DATA SUPPLIED.
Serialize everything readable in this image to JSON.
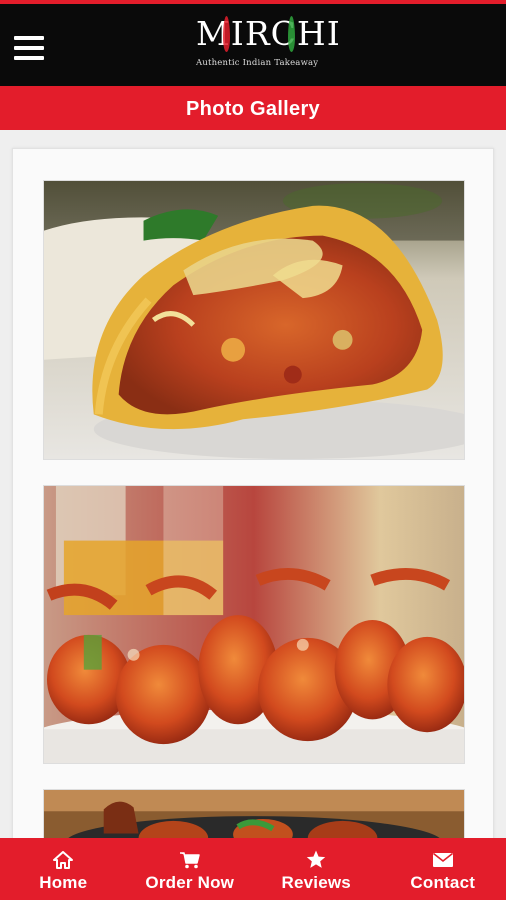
{
  "header": {
    "logo_text": "MIRCHI",
    "logo_tagline": "Authentic Indian Takeaway"
  },
  "page": {
    "title": "Photo Gallery"
  },
  "gallery": {
    "photos": [
      {
        "subject": "wrap"
      },
      {
        "subject": "prawn-skewers"
      },
      {
        "subject": "sizzler"
      }
    ]
  },
  "bottom_nav": {
    "items": [
      {
        "label": "Home",
        "icon": "home-icon"
      },
      {
        "label": "Order Now",
        "icon": "cart-icon"
      },
      {
        "label": "Reviews",
        "icon": "star-icon"
      },
      {
        "label": "Contact",
        "icon": "envelope-icon"
      }
    ]
  },
  "colors": {
    "accent": "#e31d2b",
    "header_bg": "#0a0a0a"
  }
}
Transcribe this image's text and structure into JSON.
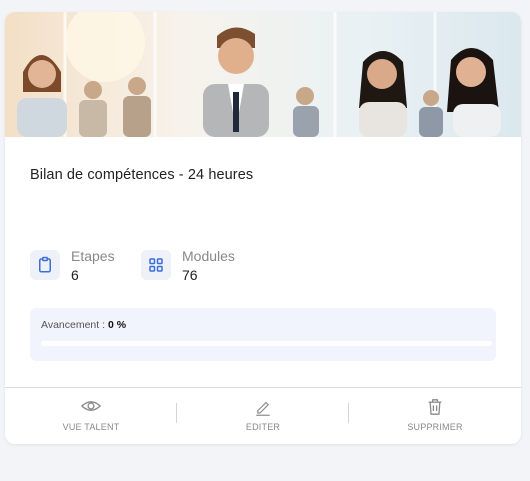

GIVEN PROBLEM. Give every record back exactly as it reads, with no images.

EXPECTED ANSWER.
Serialize everything readable in this image to JSON.
{
  "header": {
    "logo_text": "MIRCHI",
    "logo_tagline": "Authentic Indian Takeaway"
  },
  "page": {
    "title": "Photo Gallery"
  },
  "gallery": {
    "photos": [
      {
        "subject": "wrap"
      },
      {
        "subject": "prawn-skewers"
      },
      {
        "subject": "sizzler"
      }
    ]
  },
  "bottom_nav": {
    "items": [
      {
        "label": "Home",
        "icon": "home-icon"
      },
      {
        "label": "Order Now",
        "icon": "cart-icon"
      },
      {
        "label": "Reviews",
        "icon": "star-icon"
      },
      {
        "label": "Contact",
        "icon": "envelope-icon"
      }
    ]
  },
  "colors": {
    "accent": "#e31d2b",
    "header_bg": "#0a0a0a"
  }
}
Transcribe this image's text and structure into JSON.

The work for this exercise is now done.